[Figure contents as structured data]

########################################

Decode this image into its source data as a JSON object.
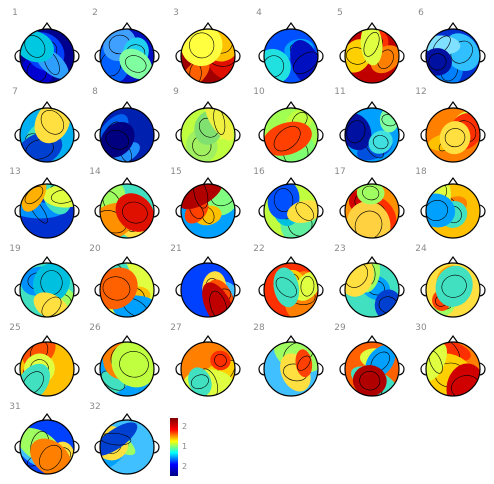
{
  "figure": {
    "maps": [
      {
        "label": "1",
        "palette": [
          "#00008f",
          "#0000d0",
          "#0040ff",
          "#2f9fff",
          "#00c8e0"
        ]
      },
      {
        "label": "2",
        "palette": [
          "#0010c0",
          "#0060ff",
          "#40a0ff",
          "#20d0f0",
          "#80ffa0"
        ]
      },
      {
        "label": "3",
        "palette": [
          "#a00000",
          "#e01000",
          "#ff6000",
          "#ffc000",
          "#ffff40"
        ]
      },
      {
        "label": "4",
        "palette": [
          "#0050ff",
          "#00a0ff",
          "#20e0e0",
          "#60ffb0",
          "#0010c0"
        ]
      },
      {
        "label": "5",
        "palette": [
          "#c00000",
          "#ff3000",
          "#ff8000",
          "#ffd000",
          "#e0ff40"
        ]
      },
      {
        "label": "6",
        "palette": [
          "#0030d0",
          "#0080ff",
          "#30c0ff",
          "#80e0ff",
          "#0010a0"
        ]
      },
      {
        "label": "7",
        "palette": [
          "#00b0f0",
          "#40e0c0",
          "#a0ff60",
          "#0040d0",
          "#ffe040"
        ]
      },
      {
        "label": "8",
        "palette": [
          "#0020b0",
          "#0060f0",
          "#2090ff",
          "#40c0ff",
          "#000080"
        ]
      },
      {
        "label": "9",
        "palette": [
          "#c0ff40",
          "#e0ff40",
          "#a0f060",
          "#80e070",
          "#f0f040"
        ]
      },
      {
        "label": "10",
        "palette": [
          "#a0ff50",
          "#c0ff40",
          "#e0f040",
          "#80ff70",
          "#ff4000"
        ]
      },
      {
        "label": "11",
        "palette": [
          "#00a0ff",
          "#0050e0",
          "#0010a0",
          "#40e0e0",
          "#80ffa0"
        ]
      },
      {
        "label": "12",
        "palette": [
          "#ff8000",
          "#ffc000",
          "#e0ff40",
          "#ff3000",
          "#ffe040"
        ]
      },
      {
        "label": "13",
        "palette": [
          "#0030d0",
          "#0090ff",
          "#40e0c0",
          "#e0ff40",
          "#ffb000"
        ]
      },
      {
        "label": "14",
        "palette": [
          "#40e0c0",
          "#a0ff60",
          "#ffe040",
          "#ff9000",
          "#e01000"
        ]
      },
      {
        "label": "15",
        "palette": [
          "#00a0ff",
          "#80ff80",
          "#ffc000",
          "#ff4000",
          "#b00000"
        ]
      },
      {
        "label": "16",
        "palette": [
          "#c0ff40",
          "#60f0a0",
          "#00c0e0",
          "#0050ff",
          "#ffe040"
        ]
      },
      {
        "label": "17",
        "palette": [
          "#ff9000",
          "#ff3000",
          "#d00000",
          "#ffd040",
          "#a0ff60"
        ]
      },
      {
        "label": "18",
        "palette": [
          "#ffc000",
          "#ff8000",
          "#e0ff40",
          "#40e0c0",
          "#00a0ff"
        ]
      },
      {
        "label": "19",
        "palette": [
          "#40e0c0",
          "#0090ff",
          "#a0ff60",
          "#00c0e0",
          "#ffe040"
        ]
      },
      {
        "label": "20",
        "palette": [
          "#e0ff40",
          "#40e0c0",
          "#ffc000",
          "#00a0ff",
          "#ff6000"
        ]
      },
      {
        "label": "21",
        "palette": [
          "#0040ff",
          "#40c0ff",
          "#ffe040",
          "#ff5000",
          "#c00000"
        ]
      },
      {
        "label": "22",
        "palette": [
          "#ff3000",
          "#ff8000",
          "#ffd000",
          "#e0ff40",
          "#40e0c0"
        ]
      },
      {
        "label": "23",
        "palette": [
          "#40e0c0",
          "#00a0ff",
          "#a0ff60",
          "#ffe040",
          "#0040d0"
        ]
      },
      {
        "label": "24",
        "palette": [
          "#ffe040",
          "#ffa000",
          "#a0ff60",
          "#ff4000",
          "#40e0c0"
        ]
      },
      {
        "label": "25",
        "palette": [
          "#ffc000",
          "#ff5000",
          "#c00000",
          "#e0ff40",
          "#40e0c0"
        ]
      },
      {
        "label": "26",
        "palette": [
          "#00a0ff",
          "#40e0c0",
          "#ffe040",
          "#ff8000",
          "#c0ff40"
        ]
      },
      {
        "label": "27",
        "palette": [
          "#ff8000",
          "#ffd000",
          "#ff3000",
          "#e0ff40",
          "#40e0c0"
        ]
      },
      {
        "label": "28",
        "palette": [
          "#40c0ff",
          "#0060ff",
          "#a0ff60",
          "#ffe040",
          "#ff4000"
        ]
      },
      {
        "label": "29",
        "palette": [
          "#ff6000",
          "#e0ff40",
          "#40e0c0",
          "#00a0ff",
          "#b00000"
        ]
      },
      {
        "label": "30",
        "palette": [
          "#ff8000",
          "#ff3000",
          "#ffd000",
          "#d00000",
          "#e0ff40"
        ]
      },
      {
        "label": "31",
        "palette": [
          "#0040ff",
          "#40c0ff",
          "#a0ff60",
          "#ffe040",
          "#ff8000"
        ]
      },
      {
        "label": "32",
        "palette": [
          "#40c0ff",
          "#00a0ff",
          "#a0ff60",
          "#ffe040",
          "#0040d0"
        ]
      }
    ],
    "colorbar": {
      "ticks": [
        "2",
        "1",
        "2"
      ],
      "colors": [
        "#800000",
        "#ff0000",
        "#ffff00",
        "#00ffff",
        "#0000ff",
        "#000080"
      ]
    }
  }
}
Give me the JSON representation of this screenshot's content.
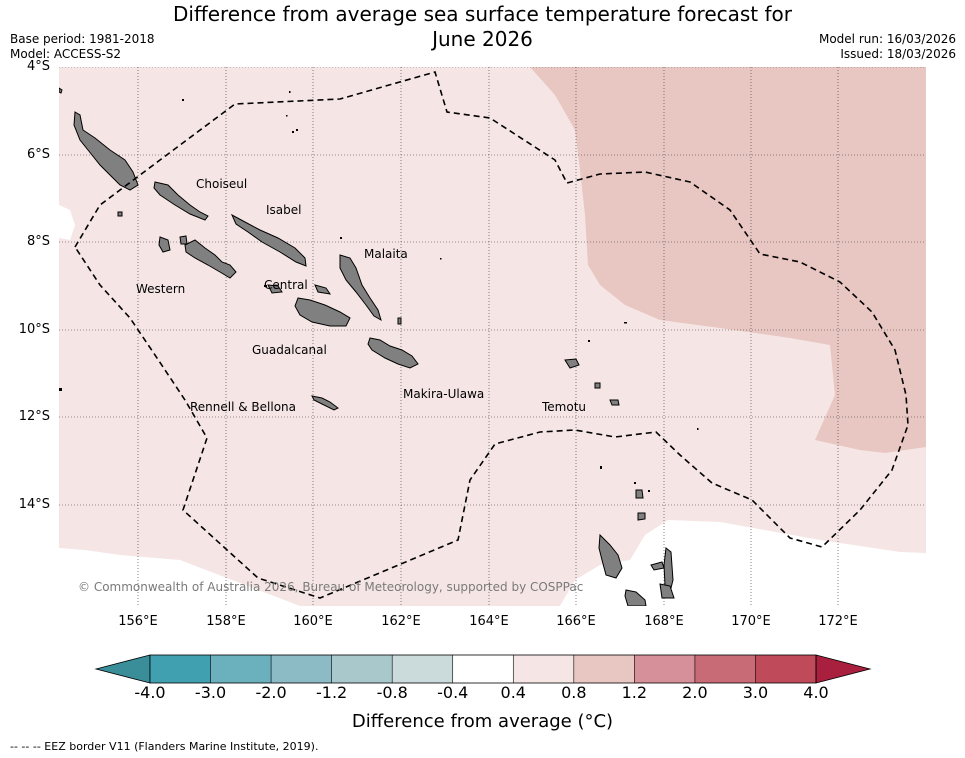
{
  "title": {
    "line1": "Difference from average sea surface temperature forecast for",
    "line2": "June 2026"
  },
  "meta_left": {
    "base_period": "Base period: 1981-2018",
    "model": "Model: ACCESS-S2"
  },
  "meta_right": {
    "model_run": "Model run: 16/03/2026",
    "issued": "Issued: 18/03/2026"
  },
  "axes": {
    "y_ticks": [
      "4°S",
      "6°S",
      "8°S",
      "10°S",
      "12°S",
      "14°S"
    ],
    "x_ticks": [
      "156°E",
      "158°E",
      "160°E",
      "162°E",
      "164°E",
      "166°E",
      "168°E",
      "170°E",
      "172°E"
    ]
  },
  "regions": {
    "choiseul": "Choiseul",
    "isabel": "Isabel",
    "malaita": "Malaita",
    "western": "Western",
    "central": "Central",
    "guadalcanal": "Guadalcanal",
    "makira": "Makira-Ulawa",
    "rennell": "Rennell & Bellona",
    "temotu": "Temotu"
  },
  "copyright": "© Commonwealth of Australia 2026, Bureau of Meteorology, supported by COSPPac",
  "colorbar": {
    "labels": [
      "-4.0",
      "-3.0",
      "-2.0",
      "-1.2",
      "-0.8",
      "-0.4",
      "0.4",
      "0.8",
      "1.2",
      "2.0",
      "3.0",
      "4.0"
    ],
    "colors": [
      "#41a0b0",
      "#6ab0bd",
      "#8cbbc5",
      "#a9c8cc",
      "#cbdadb",
      "#ffffff",
      "#f5e6e5",
      "#e8c6c1",
      "#d6909a",
      "#c96b77",
      "#bf4a5a"
    ],
    "extend_low_color": "#3a8e99",
    "extend_high_color": "#a8203d",
    "title": "Difference from average (°C)"
  },
  "footnote": "--  --  -- EEZ border V11 (Flanders Marine Institute, 2019).",
  "colors": {
    "band_04_08": "#f5e6e5",
    "band_08_12": "#e8c6c1",
    "land": "#808080"
  }
}
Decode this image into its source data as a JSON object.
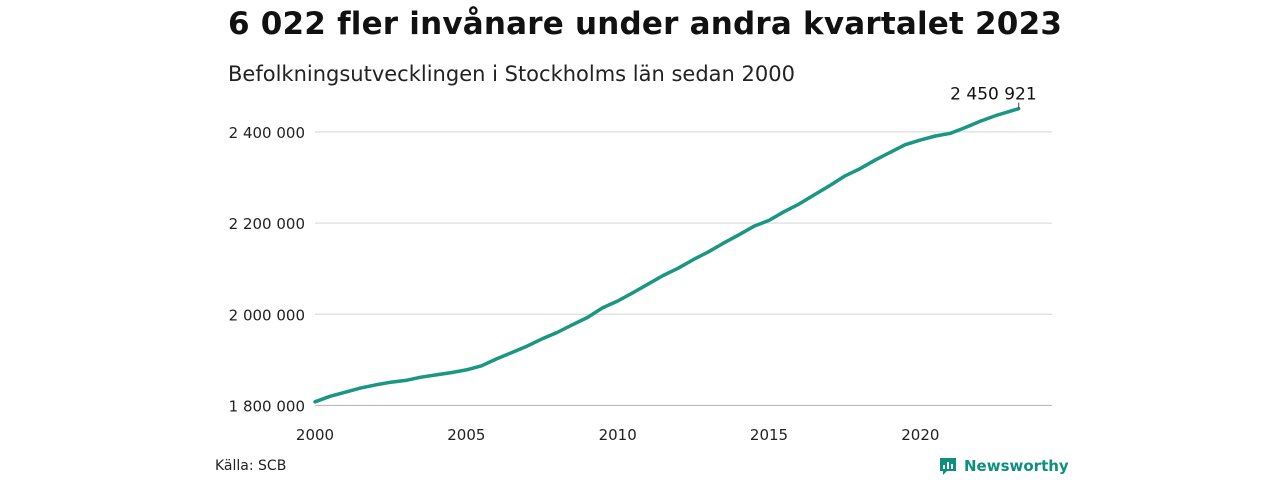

########################################

◆ Objective ◆
Print out the whole of the material word for word, without pictures.

◆ Completed task ◆
Decode this image into its source data as a JSON object.
{
  "figure": {
    "maps": [
      {
        "label": "1",
        "palette": [
          "#00008f",
          "#0000d0",
          "#0040ff",
          "#2f9fff",
          "#00c8e0"
        ]
      },
      {
        "label": "2",
        "palette": [
          "#0010c0",
          "#0060ff",
          "#40a0ff",
          "#20d0f0",
          "#80ffa0"
        ]
      },
      {
        "label": "3",
        "palette": [
          "#a00000",
          "#e01000",
          "#ff6000",
          "#ffc000",
          "#ffff40"
        ]
      },
      {
        "label": "4",
        "palette": [
          "#0050ff",
          "#00a0ff",
          "#20e0e0",
          "#60ffb0",
          "#0010c0"
        ]
      },
      {
        "label": "5",
        "palette": [
          "#c00000",
          "#ff3000",
          "#ff8000",
          "#ffd000",
          "#e0ff40"
        ]
      },
      {
        "label": "6",
        "palette": [
          "#0030d0",
          "#0080ff",
          "#30c0ff",
          "#80e0ff",
          "#0010a0"
        ]
      },
      {
        "label": "7",
        "palette": [
          "#00b0f0",
          "#40e0c0",
          "#a0ff60",
          "#0040d0",
          "#ffe040"
        ]
      },
      {
        "label": "8",
        "palette": [
          "#0020b0",
          "#0060f0",
          "#2090ff",
          "#40c0ff",
          "#000080"
        ]
      },
      {
        "label": "9",
        "palette": [
          "#c0ff40",
          "#e0ff40",
          "#a0f060",
          "#80e070",
          "#f0f040"
        ]
      },
      {
        "label": "10",
        "palette": [
          "#a0ff50",
          "#c0ff40",
          "#e0f040",
          "#80ff70",
          "#ff4000"
        ]
      },
      {
        "label": "11",
        "palette": [
          "#00a0ff",
          "#0050e0",
          "#0010a0",
          "#40e0e0",
          "#80ffa0"
        ]
      },
      {
        "label": "12",
        "palette": [
          "#ff8000",
          "#ffc000",
          "#e0ff40",
          "#ff3000",
          "#ffe040"
        ]
      },
      {
        "label": "13",
        "palette": [
          "#0030d0",
          "#0090ff",
          "#40e0c0",
          "#e0ff40",
          "#ffb000"
        ]
      },
      {
        "label": "14",
        "palette": [
          "#40e0c0",
          "#a0ff60",
          "#ffe040",
          "#ff9000",
          "#e01000"
        ]
      },
      {
        "label": "15",
        "palette": [
          "#00a0ff",
          "#80ff80",
          "#ffc000",
          "#ff4000",
          "#b00000"
        ]
      },
      {
        "label": "16",
        "palette": [
          "#c0ff40",
          "#60f0a0",
          "#00c0e0",
          "#0050ff",
          "#ffe040"
        ]
      },
      {
        "label": "17",
        "palette": [
          "#ff9000",
          "#ff3000",
          "#d00000",
          "#ffd040",
          "#a0ff60"
        ]
      },
      {
        "label": "18",
        "palette": [
          "#ffc000",
          "#ff8000",
          "#e0ff40",
          "#40e0c0",
          "#00a0ff"
        ]
      },
      {
        "label": "19",
        "palette": [
          "#40e0c0",
          "#0090ff",
          "#a0ff60",
          "#00c0e0",
          "#ffe040"
        ]
      },
      {
        "label": "20",
        "palette": [
          "#e0ff40",
          "#40e0c0",
          "#ffc000",
          "#00a0ff",
          "#ff6000"
        ]
      },
      {
        "label": "21",
        "palette": [
          "#0040ff",
          "#40c0ff",
          "#ffe040",
          "#ff5000",
          "#c00000"
        ]
      },
      {
        "label": "22",
        "palette": [
          "#ff3000",
          "#ff8000",
          "#ffd000",
          "#e0ff40",
          "#40e0c0"
        ]
      },
      {
        "label": "23",
        "palette": [
          "#40e0c0",
          "#00a0ff",
          "#a0ff60",
          "#ffe040",
          "#0040d0"
        ]
      },
      {
        "label": "24",
        "palette": [
          "#ffe040",
          "#ffa000",
          "#a0ff60",
          "#ff4000",
          "#40e0c0"
        ]
      },
      {
        "label": "25",
        "palette": [
          "#ffc000",
          "#ff5000",
          "#c00000",
          "#e0ff40",
          "#40e0c0"
        ]
      },
      {
        "label": "26",
        "palette": [
          "#00a0ff",
          "#40e0c0",
          "#ffe040",
          "#ff8000",
          "#c0ff40"
        ]
      },
      {
        "label": "27",
        "palette": [
          "#ff8000",
          "#ffd000",
          "#ff3000",
          "#e0ff40",
          "#40e0c0"
        ]
      },
      {
        "label": "28",
        "palette": [
          "#40c0ff",
          "#0060ff",
          "#a0ff60",
          "#ffe040",
          "#ff4000"
        ]
      },
      {
        "label": "29",
        "palette": [
          "#ff6000",
          "#e0ff40",
          "#40e0c0",
          "#00a0ff",
          "#b00000"
        ]
      },
      {
        "label": "30",
        "palette": [
          "#ff8000",
          "#ff3000",
          "#ffd000",
          "#d00000",
          "#e0ff40"
        ]
      },
      {
        "label": "31",
        "palette": [
          "#0040ff",
          "#40c0ff",
          "#a0ff60",
          "#ffe040",
          "#ff8000"
        ]
      },
      {
        "label": "32",
        "palette": [
          "#40c0ff",
          "#00a0ff",
          "#a0ff60",
          "#ffe040",
          "#0040d0"
        ]
      }
    ],
    "colorbar": {
      "ticks": [
        "2",
        "1",
        "2"
      ],
      "colors": [
        "#800000",
        "#ff0000",
        "#ffff00",
        "#00ffff",
        "#0000ff",
        "#000080"
      ]
    }
  }
}
Give me the JSON representation of this screenshot's content.
{
  "title": {
    "line1": "Difference from average sea surface temperature forecast for",
    "line2": "June 2026"
  },
  "meta_left": {
    "base_period": "Base period: 1981-2018",
    "model": "Model: ACCESS-S2"
  },
  "meta_right": {
    "model_run": "Model run: 16/03/2026",
    "issued": "Issued: 18/03/2026"
  },
  "axes": {
    "y_ticks": [
      "4°S",
      "6°S",
      "8°S",
      "10°S",
      "12°S",
      "14°S"
    ],
    "x_ticks": [
      "156°E",
      "158°E",
      "160°E",
      "162°E",
      "164°E",
      "166°E",
      "168°E",
      "170°E",
      "172°E"
    ]
  },
  "regions": {
    "choiseul": "Choiseul",
    "isabel": "Isabel",
    "malaita": "Malaita",
    "western": "Western",
    "central": "Central",
    "guadalcanal": "Guadalcanal",
    "makira": "Makira-Ulawa",
    "rennell": "Rennell & Bellona",
    "temotu": "Temotu"
  },
  "copyright": "© Commonwealth of Australia 2026, Bureau of Meteorology, supported by COSPPac",
  "colorbar": {
    "labels": [
      "-4.0",
      "-3.0",
      "-2.0",
      "-1.2",
      "-0.8",
      "-0.4",
      "0.4",
      "0.8",
      "1.2",
      "2.0",
      "3.0",
      "4.0"
    ],
    "colors": [
      "#41a0b0",
      "#6ab0bd",
      "#8cbbc5",
      "#a9c8cc",
      "#cbdadb",
      "#ffffff",
      "#f5e6e5",
      "#e8c6c1",
      "#d6909a",
      "#c96b77",
      "#bf4a5a"
    ],
    "extend_low_color": "#3a8e99",
    "extend_high_color": "#a8203d",
    "title": "Difference from average (°C)"
  },
  "footnote": "--  --  -- EEZ border V11 (Flanders Marine Institute, 2019).",
  "colors": {
    "band_04_08": "#f5e6e5",
    "band_08_12": "#e8c6c1",
    "land": "#808080"
  }
}
Decode this image into its source data as a JSON object.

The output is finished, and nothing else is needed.